Records that describe figures
+===+
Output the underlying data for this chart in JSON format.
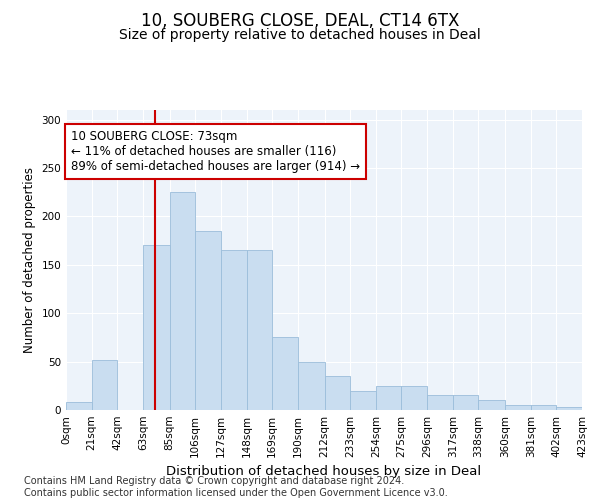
{
  "title": "10, SOUBERG CLOSE, DEAL, CT14 6TX",
  "subtitle": "Size of property relative to detached houses in Deal",
  "xlabel": "Distribution of detached houses by size in Deal",
  "ylabel": "Number of detached properties",
  "bar_color": "#c9ddf0",
  "bar_edge_color": "#9bbdda",
  "bar_heights": [
    8,
    52,
    0,
    170,
    225,
    185,
    165,
    165,
    75,
    50,
    35,
    20,
    25,
    25,
    15,
    15,
    10,
    5,
    5,
    3
  ],
  "bin_edges": [
    0,
    21,
    42,
    63,
    85,
    106,
    127,
    148,
    169,
    190,
    212,
    233,
    254,
    275,
    296,
    317,
    338,
    360,
    381,
    402,
    423
  ],
  "tick_labels": [
    "0sqm",
    "21sqm",
    "42sqm",
    "63sqm",
    "85sqm",
    "106sqm",
    "127sqm",
    "148sqm",
    "169sqm",
    "190sqm",
    "212sqm",
    "233sqm",
    "254sqm",
    "275sqm",
    "296sqm",
    "317sqm",
    "338sqm",
    "360sqm",
    "381sqm",
    "402sqm",
    "423sqm"
  ],
  "vline_x": 73,
  "vline_color": "#cc0000",
  "annotation_text": "10 SOUBERG CLOSE: 73sqm\n← 11% of detached houses are smaller (116)\n89% of semi-detached houses are larger (914) →",
  "annotation_box_color": "#cc0000",
  "ylim": [
    0,
    310
  ],
  "yticks": [
    0,
    50,
    100,
    150,
    200,
    250,
    300
  ],
  "background_color": "#edf3fa",
  "footer_text": "Contains HM Land Registry data © Crown copyright and database right 2024.\nContains public sector information licensed under the Open Government Licence v3.0.",
  "title_fontsize": 12,
  "subtitle_fontsize": 10,
  "xlabel_fontsize": 9.5,
  "ylabel_fontsize": 8.5,
  "tick_fontsize": 7.5,
  "annotation_fontsize": 8.5,
  "footer_fontsize": 7
}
+===+
[Exercise aim] Every line of text is to be repeated exactly; pictures are left out.

[Task answer]
Output the underlying data for this chart in JSON format.
{
  "title": "10, SOUBERG CLOSE, DEAL, CT14 6TX",
  "subtitle": "Size of property relative to detached houses in Deal",
  "xlabel": "Distribution of detached houses by size in Deal",
  "ylabel": "Number of detached properties",
  "bar_color": "#c9ddf0",
  "bar_edge_color": "#9bbdda",
  "bar_heights": [
    8,
    52,
    0,
    170,
    225,
    185,
    165,
    165,
    75,
    50,
    35,
    20,
    25,
    25,
    15,
    15,
    10,
    5,
    5,
    3
  ],
  "bin_edges": [
    0,
    21,
    42,
    63,
    85,
    106,
    127,
    148,
    169,
    190,
    212,
    233,
    254,
    275,
    296,
    317,
    338,
    360,
    381,
    402,
    423
  ],
  "tick_labels": [
    "0sqm",
    "21sqm",
    "42sqm",
    "63sqm",
    "85sqm",
    "106sqm",
    "127sqm",
    "148sqm",
    "169sqm",
    "190sqm",
    "212sqm",
    "233sqm",
    "254sqm",
    "275sqm",
    "296sqm",
    "317sqm",
    "338sqm",
    "360sqm",
    "381sqm",
    "402sqm",
    "423sqm"
  ],
  "vline_x": 73,
  "vline_color": "#cc0000",
  "annotation_text": "10 SOUBERG CLOSE: 73sqm\n← 11% of detached houses are smaller (116)\n89% of semi-detached houses are larger (914) →",
  "annotation_box_color": "#cc0000",
  "ylim": [
    0,
    310
  ],
  "yticks": [
    0,
    50,
    100,
    150,
    200,
    250,
    300
  ],
  "background_color": "#edf3fa",
  "footer_text": "Contains HM Land Registry data © Crown copyright and database right 2024.\nContains public sector information licensed under the Open Government Licence v3.0.",
  "title_fontsize": 12,
  "subtitle_fontsize": 10,
  "xlabel_fontsize": 9.5,
  "ylabel_fontsize": 8.5,
  "tick_fontsize": 7.5,
  "annotation_fontsize": 8.5,
  "footer_fontsize": 7
}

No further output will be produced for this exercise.